**Aim of the task**
Report, word for word, every line of the material that contains "South".

— begin Material for this exercise —

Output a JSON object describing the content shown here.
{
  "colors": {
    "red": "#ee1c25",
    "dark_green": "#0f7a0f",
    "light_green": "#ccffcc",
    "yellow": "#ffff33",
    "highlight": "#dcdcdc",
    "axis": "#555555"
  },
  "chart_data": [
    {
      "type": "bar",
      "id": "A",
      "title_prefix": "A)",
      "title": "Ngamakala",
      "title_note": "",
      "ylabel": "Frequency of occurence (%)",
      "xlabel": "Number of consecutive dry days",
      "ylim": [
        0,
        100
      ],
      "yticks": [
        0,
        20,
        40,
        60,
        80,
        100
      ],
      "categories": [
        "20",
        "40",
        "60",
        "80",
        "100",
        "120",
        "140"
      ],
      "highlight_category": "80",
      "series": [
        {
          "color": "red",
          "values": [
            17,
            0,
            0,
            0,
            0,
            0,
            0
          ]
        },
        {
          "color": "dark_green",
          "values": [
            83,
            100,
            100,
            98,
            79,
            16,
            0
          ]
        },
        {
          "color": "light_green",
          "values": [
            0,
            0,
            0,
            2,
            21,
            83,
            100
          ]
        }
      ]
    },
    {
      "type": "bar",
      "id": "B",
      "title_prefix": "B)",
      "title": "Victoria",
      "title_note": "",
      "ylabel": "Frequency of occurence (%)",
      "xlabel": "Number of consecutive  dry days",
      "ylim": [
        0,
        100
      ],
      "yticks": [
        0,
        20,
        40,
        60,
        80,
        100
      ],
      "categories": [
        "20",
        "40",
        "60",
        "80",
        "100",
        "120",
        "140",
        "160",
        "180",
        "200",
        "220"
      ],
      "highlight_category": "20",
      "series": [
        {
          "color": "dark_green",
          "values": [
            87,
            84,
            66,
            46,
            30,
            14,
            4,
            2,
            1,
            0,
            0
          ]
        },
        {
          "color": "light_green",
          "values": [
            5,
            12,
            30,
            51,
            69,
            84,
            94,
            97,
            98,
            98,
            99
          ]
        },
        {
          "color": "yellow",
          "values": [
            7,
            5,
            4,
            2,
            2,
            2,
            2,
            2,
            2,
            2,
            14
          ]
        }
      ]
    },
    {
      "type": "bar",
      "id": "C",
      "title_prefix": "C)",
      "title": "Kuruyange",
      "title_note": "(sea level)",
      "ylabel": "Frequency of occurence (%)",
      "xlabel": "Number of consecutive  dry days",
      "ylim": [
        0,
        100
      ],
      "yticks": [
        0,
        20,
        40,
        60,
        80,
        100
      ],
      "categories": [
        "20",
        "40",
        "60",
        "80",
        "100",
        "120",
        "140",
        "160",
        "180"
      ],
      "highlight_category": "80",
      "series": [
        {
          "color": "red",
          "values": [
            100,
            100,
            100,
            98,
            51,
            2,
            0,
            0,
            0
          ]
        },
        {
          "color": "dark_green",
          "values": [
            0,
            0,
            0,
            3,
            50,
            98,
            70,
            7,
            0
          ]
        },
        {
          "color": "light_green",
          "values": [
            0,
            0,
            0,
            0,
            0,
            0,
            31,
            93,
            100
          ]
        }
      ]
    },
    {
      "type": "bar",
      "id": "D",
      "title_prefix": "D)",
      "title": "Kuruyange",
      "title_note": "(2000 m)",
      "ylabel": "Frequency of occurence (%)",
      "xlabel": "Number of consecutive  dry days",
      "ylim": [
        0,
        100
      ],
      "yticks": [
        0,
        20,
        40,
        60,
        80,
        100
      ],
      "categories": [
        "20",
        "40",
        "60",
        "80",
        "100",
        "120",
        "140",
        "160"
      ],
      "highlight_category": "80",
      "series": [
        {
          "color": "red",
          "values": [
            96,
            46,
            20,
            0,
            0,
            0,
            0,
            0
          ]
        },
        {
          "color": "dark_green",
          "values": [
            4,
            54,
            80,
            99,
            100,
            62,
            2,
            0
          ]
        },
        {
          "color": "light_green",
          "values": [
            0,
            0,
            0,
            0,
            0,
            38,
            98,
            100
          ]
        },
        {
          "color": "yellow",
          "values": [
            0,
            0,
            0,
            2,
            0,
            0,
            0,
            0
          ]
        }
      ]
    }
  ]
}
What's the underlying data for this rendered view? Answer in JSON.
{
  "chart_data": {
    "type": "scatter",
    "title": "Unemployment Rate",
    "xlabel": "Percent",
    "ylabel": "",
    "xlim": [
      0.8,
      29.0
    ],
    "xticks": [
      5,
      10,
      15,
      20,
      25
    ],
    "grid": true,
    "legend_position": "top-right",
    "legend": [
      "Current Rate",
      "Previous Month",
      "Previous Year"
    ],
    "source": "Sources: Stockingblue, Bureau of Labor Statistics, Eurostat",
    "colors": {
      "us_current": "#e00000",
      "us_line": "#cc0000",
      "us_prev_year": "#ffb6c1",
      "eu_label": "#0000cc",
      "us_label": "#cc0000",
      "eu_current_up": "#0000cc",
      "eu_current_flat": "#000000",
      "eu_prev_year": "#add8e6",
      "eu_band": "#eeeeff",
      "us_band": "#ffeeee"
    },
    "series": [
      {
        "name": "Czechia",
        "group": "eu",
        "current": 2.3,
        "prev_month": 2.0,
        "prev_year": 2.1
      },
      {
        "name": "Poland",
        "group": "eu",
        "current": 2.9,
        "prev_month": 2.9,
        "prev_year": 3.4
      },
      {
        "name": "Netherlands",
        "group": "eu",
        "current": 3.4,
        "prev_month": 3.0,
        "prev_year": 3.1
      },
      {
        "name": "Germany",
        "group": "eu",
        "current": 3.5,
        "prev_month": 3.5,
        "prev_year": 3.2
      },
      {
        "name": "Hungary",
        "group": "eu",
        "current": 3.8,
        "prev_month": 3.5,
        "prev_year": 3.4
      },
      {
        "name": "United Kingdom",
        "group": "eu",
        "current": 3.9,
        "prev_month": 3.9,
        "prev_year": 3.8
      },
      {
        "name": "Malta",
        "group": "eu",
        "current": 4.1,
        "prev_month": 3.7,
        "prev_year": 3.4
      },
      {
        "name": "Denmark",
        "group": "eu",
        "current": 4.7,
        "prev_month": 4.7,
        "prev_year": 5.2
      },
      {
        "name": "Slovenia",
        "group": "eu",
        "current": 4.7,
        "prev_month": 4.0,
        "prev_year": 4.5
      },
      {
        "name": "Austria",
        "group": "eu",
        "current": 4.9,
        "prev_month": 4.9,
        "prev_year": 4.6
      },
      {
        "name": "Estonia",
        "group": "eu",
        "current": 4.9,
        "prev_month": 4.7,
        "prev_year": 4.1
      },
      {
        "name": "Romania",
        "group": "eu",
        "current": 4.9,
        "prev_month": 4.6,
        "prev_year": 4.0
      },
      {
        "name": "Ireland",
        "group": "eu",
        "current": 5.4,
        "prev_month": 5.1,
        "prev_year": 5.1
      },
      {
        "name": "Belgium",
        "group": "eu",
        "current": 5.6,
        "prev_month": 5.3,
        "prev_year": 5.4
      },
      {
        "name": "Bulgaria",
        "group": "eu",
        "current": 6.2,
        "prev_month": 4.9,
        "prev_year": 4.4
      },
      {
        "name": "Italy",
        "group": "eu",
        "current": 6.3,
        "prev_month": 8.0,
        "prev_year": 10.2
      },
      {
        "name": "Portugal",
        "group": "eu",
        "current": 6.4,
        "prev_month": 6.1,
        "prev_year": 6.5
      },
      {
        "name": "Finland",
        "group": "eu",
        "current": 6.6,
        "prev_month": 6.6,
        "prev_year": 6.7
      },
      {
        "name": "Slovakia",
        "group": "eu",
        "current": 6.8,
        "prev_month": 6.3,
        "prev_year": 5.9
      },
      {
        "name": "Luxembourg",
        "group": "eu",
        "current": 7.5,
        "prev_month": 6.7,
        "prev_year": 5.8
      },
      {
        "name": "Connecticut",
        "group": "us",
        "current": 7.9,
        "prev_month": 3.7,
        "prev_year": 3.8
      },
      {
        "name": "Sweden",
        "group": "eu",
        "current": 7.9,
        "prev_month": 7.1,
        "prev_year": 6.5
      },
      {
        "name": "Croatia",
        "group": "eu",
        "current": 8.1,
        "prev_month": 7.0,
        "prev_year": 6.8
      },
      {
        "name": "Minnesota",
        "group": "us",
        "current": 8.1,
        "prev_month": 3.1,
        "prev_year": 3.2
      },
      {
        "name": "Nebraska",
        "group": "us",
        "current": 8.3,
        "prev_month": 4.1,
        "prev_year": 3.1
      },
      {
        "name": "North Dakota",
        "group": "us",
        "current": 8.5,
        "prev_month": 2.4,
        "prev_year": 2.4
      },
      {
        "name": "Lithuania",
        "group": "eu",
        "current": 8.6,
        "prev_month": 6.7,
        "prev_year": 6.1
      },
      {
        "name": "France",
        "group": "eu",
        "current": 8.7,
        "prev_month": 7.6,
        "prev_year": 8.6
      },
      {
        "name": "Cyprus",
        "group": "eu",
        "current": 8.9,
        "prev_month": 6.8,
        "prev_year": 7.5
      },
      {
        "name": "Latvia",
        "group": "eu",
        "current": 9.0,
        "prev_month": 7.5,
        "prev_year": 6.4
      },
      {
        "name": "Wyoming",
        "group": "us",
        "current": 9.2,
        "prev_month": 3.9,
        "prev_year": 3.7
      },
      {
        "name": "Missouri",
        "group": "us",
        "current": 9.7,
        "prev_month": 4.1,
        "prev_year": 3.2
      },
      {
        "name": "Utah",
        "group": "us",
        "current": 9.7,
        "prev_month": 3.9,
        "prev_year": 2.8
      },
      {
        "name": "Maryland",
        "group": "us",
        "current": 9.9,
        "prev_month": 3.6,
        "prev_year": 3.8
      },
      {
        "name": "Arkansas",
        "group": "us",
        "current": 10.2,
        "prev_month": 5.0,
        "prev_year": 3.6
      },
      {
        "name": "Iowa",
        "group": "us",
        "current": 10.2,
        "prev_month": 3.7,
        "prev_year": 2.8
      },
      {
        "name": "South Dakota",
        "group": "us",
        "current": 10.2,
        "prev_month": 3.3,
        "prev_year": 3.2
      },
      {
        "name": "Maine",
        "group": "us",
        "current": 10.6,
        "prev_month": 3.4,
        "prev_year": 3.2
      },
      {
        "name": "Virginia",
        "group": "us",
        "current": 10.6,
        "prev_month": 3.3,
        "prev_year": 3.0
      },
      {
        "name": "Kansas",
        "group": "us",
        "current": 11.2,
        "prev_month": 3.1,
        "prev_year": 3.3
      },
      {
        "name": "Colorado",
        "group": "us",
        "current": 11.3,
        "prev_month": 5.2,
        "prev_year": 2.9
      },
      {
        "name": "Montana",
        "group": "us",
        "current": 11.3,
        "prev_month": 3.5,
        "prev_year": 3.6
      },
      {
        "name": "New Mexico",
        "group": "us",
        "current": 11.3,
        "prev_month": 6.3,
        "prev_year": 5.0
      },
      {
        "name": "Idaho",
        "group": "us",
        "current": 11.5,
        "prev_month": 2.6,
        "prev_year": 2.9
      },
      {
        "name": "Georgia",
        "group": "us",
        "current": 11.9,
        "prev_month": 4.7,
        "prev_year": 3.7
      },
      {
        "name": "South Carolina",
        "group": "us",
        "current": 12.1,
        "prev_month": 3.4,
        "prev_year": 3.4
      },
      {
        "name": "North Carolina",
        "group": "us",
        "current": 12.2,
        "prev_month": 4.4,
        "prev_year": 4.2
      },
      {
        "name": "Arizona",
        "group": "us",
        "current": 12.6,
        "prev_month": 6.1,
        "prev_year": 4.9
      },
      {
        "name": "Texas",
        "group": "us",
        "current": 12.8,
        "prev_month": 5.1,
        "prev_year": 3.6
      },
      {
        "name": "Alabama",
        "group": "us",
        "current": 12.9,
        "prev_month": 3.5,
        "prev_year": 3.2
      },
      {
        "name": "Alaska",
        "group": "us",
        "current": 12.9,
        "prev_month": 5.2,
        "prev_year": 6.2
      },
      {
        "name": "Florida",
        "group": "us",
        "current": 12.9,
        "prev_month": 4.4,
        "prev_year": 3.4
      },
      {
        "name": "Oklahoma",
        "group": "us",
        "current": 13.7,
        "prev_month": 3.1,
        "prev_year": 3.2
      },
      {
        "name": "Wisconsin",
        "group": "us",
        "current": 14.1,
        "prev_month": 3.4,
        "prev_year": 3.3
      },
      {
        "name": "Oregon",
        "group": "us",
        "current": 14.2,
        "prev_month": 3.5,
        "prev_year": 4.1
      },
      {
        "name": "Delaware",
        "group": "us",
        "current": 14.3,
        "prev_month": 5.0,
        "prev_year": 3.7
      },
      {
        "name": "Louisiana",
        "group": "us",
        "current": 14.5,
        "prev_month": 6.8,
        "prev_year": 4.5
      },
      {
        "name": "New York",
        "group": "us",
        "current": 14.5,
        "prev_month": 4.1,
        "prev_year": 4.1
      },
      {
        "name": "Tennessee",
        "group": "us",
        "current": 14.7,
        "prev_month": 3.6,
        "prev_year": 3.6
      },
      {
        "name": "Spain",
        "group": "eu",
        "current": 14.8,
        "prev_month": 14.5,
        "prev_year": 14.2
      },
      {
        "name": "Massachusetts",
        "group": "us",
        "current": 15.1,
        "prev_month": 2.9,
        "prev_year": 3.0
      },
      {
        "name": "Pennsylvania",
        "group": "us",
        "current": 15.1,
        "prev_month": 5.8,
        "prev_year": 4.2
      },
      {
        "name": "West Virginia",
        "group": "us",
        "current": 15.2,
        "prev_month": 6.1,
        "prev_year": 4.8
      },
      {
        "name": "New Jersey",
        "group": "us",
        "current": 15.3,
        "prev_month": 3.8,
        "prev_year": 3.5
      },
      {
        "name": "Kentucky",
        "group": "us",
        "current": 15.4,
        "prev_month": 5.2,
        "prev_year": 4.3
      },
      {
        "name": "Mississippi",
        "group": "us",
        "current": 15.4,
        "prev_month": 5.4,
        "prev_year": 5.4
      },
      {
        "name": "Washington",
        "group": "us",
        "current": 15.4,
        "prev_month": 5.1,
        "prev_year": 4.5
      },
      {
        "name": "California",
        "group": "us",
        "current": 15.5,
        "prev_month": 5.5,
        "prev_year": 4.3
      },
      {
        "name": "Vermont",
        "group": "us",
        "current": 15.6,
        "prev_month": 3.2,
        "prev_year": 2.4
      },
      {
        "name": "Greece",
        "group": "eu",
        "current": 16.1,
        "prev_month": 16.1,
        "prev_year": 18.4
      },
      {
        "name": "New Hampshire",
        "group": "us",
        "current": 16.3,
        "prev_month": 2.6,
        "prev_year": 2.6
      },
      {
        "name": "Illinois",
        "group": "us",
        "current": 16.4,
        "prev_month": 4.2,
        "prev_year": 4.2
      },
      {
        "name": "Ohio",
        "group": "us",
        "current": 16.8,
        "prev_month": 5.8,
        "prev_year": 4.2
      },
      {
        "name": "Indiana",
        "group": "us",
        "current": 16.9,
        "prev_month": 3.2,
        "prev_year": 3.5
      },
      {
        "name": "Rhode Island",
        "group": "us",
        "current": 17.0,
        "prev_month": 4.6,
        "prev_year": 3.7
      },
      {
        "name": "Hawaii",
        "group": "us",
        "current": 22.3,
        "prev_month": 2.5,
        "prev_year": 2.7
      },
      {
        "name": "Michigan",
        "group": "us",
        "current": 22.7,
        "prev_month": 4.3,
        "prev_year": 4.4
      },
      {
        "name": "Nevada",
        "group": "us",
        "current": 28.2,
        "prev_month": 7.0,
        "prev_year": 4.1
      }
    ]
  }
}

— end Material for this exercise —

**Solution for this problem**
        "name": "South Dakota",
        "name": "South Carolina",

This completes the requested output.